__Aim of the task__. For this exercise, copy out each line of the material below that includes "Curve".

++++++++++

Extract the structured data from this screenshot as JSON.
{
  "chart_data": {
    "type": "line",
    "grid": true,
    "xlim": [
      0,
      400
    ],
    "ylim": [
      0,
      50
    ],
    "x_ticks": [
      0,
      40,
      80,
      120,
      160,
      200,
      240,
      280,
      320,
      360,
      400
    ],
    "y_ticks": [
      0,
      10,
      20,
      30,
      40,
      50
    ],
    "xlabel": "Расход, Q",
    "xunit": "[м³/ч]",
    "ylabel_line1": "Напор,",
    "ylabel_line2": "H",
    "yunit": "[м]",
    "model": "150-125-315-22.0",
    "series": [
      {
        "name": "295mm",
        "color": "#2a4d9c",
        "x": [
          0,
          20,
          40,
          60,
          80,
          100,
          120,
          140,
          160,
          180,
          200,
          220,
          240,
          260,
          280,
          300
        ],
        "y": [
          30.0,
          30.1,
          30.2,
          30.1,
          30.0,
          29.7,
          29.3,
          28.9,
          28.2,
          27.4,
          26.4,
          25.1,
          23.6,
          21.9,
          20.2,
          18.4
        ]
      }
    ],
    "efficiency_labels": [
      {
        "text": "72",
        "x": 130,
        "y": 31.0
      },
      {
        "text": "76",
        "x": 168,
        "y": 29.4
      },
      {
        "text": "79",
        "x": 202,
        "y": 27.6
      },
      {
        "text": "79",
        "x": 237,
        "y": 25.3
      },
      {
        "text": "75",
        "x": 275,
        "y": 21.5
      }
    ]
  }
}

++++++++++

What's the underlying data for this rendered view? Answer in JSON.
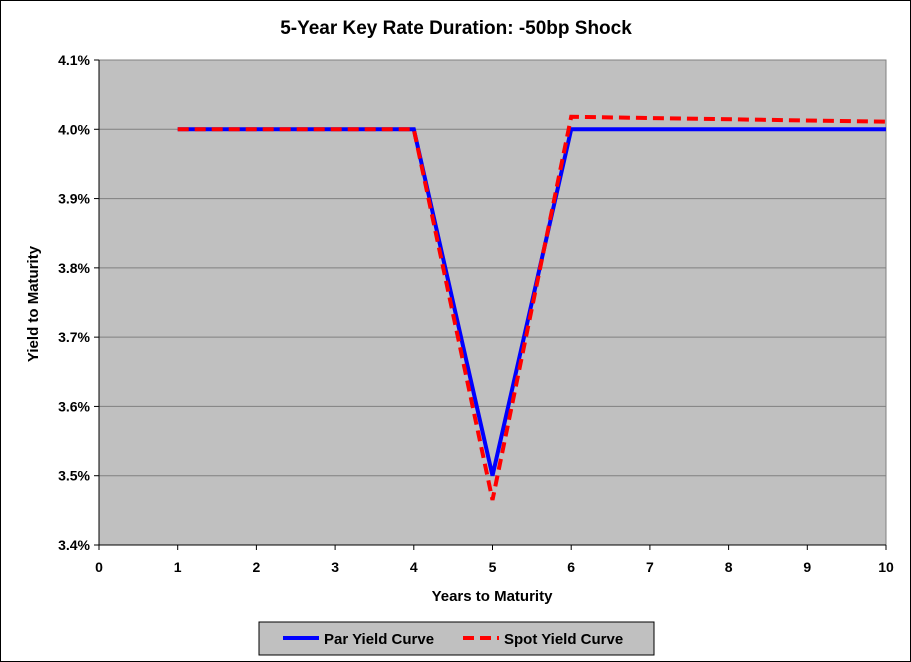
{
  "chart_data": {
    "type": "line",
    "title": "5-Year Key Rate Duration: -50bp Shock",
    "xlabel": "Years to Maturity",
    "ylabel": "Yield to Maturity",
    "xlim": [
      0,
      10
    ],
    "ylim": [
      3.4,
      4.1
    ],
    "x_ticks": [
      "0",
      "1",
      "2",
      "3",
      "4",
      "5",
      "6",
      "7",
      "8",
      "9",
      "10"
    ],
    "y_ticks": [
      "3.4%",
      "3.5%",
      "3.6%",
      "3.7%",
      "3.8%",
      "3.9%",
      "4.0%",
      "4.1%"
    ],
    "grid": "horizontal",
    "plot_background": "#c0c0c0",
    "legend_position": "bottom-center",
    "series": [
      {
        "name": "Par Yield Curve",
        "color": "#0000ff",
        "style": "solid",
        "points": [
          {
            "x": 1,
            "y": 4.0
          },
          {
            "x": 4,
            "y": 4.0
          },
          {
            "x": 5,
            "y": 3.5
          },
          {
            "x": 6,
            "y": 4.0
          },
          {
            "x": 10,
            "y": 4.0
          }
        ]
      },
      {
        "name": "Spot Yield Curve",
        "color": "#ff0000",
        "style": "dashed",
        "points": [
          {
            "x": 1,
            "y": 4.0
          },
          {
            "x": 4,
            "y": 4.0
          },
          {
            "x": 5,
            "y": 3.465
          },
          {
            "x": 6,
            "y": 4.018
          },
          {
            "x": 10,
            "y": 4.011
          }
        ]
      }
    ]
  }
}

++++++++++

__Result of this task__.
        "name": "Par Yield Curve",
        "name": "Spot Yield Curve",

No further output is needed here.